==== THE DATA

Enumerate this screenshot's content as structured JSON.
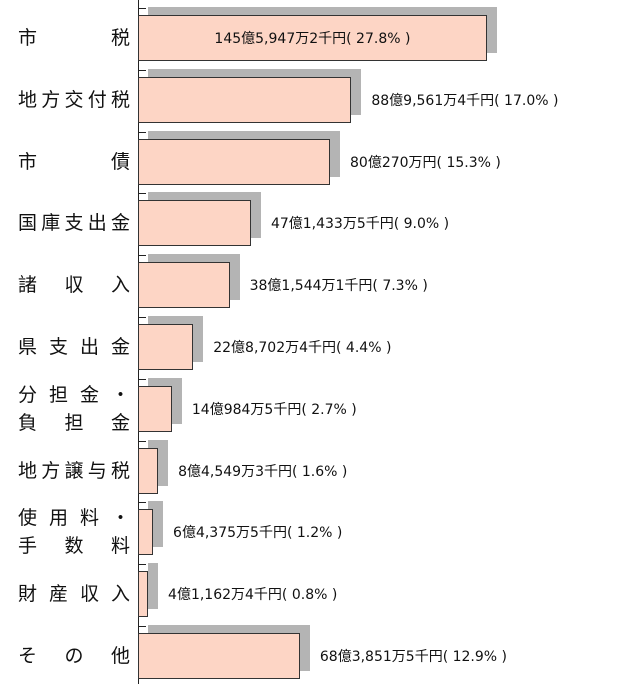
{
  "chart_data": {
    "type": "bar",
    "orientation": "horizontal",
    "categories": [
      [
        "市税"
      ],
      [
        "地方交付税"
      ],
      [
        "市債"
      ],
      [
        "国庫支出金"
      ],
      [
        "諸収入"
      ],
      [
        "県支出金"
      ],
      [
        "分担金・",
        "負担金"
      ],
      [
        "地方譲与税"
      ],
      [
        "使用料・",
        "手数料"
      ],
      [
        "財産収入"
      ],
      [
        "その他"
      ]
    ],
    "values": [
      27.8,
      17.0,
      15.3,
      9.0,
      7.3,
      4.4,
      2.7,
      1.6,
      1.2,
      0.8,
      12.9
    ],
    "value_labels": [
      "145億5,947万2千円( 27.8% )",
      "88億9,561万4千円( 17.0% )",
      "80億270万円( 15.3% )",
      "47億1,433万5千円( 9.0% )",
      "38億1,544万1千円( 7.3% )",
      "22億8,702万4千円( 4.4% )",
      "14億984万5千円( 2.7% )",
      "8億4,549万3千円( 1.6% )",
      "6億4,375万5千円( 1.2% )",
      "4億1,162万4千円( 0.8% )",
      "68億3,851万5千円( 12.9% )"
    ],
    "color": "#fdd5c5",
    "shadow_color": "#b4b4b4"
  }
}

========
==== THE DATA

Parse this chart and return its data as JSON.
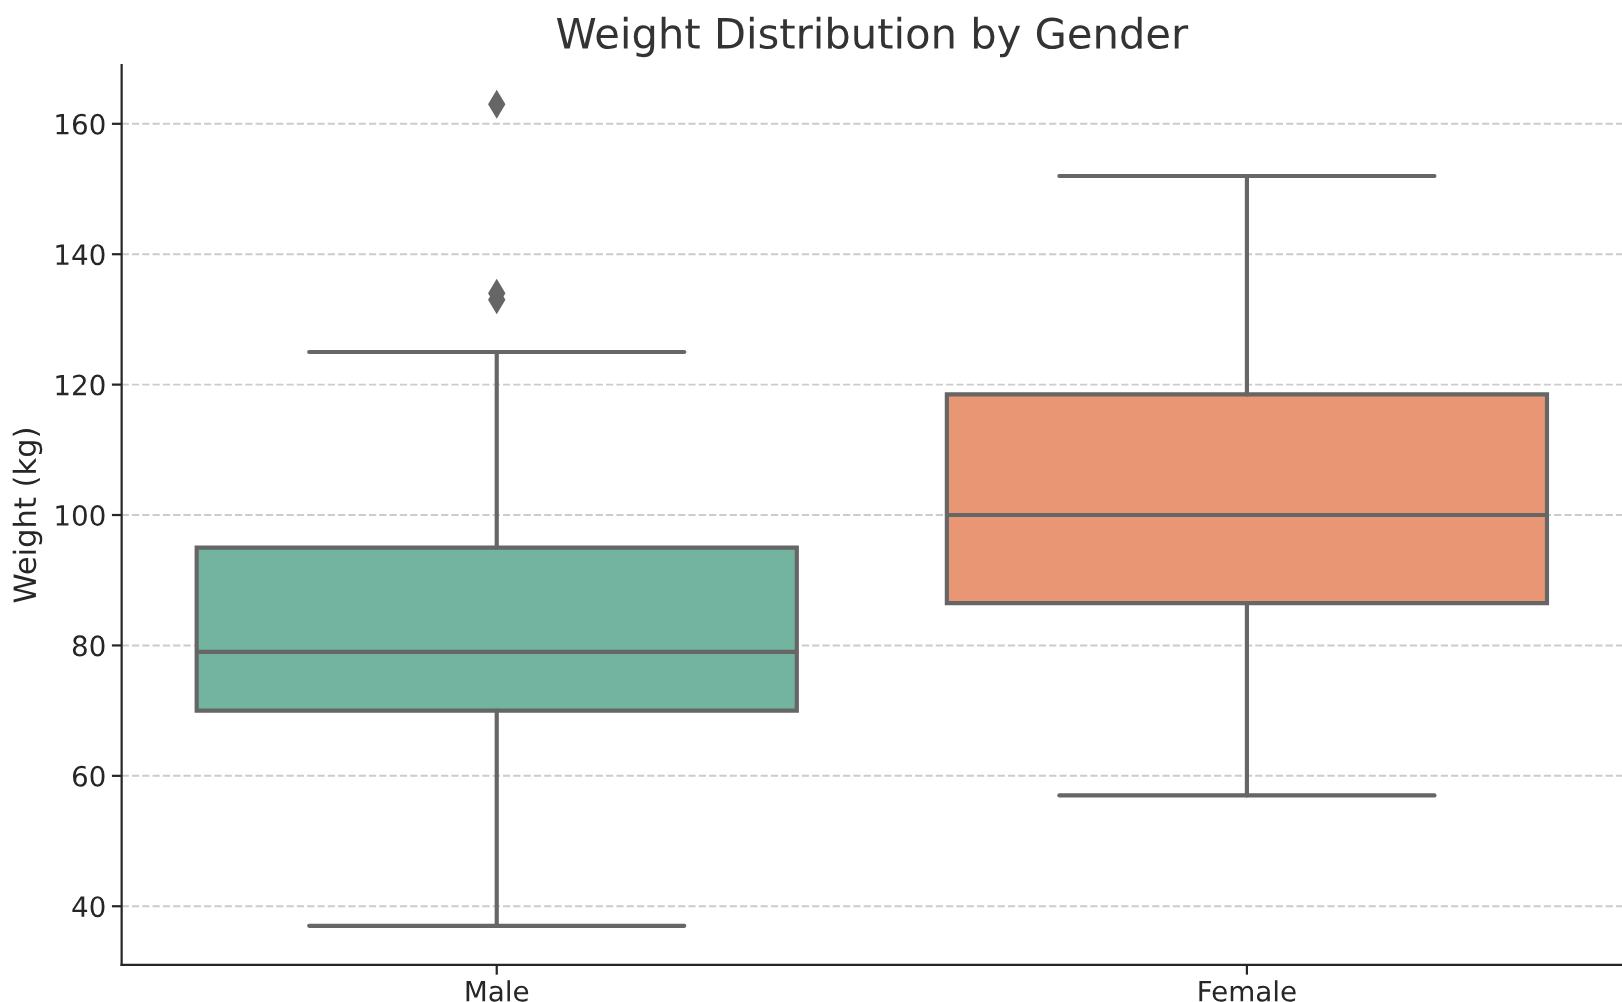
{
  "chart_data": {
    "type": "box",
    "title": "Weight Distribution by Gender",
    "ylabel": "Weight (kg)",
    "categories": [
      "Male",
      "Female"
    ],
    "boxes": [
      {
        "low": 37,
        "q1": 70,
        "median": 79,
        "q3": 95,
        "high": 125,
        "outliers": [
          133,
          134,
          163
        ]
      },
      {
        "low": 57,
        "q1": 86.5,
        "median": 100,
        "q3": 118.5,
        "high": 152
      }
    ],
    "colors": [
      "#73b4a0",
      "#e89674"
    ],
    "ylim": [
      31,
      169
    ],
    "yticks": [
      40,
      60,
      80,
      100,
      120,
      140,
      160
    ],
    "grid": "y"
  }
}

========
==== THE DATA

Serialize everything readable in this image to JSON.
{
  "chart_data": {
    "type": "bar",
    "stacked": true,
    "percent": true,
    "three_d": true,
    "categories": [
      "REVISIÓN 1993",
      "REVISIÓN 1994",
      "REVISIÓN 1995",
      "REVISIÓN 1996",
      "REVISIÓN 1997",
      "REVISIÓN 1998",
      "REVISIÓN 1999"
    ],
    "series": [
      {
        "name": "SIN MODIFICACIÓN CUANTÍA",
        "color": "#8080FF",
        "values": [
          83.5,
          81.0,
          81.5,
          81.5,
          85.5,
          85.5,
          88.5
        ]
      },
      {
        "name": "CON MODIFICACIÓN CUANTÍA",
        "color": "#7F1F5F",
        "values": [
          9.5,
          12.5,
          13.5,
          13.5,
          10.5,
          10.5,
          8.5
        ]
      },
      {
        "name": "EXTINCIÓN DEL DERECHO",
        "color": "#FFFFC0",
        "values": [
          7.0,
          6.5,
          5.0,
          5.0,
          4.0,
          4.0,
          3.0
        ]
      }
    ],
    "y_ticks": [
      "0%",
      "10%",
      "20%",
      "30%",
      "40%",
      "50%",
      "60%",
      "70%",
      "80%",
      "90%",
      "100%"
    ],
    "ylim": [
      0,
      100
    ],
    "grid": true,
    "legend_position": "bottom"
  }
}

========

WORK TO BE COMPLETED – Look over the listing. Pull out every line with the string "Weight" in it.

PROBLEM SOLUTION –
    "title": "Weight Distribution by Gender",
    "ylabel": "Weight (kg)",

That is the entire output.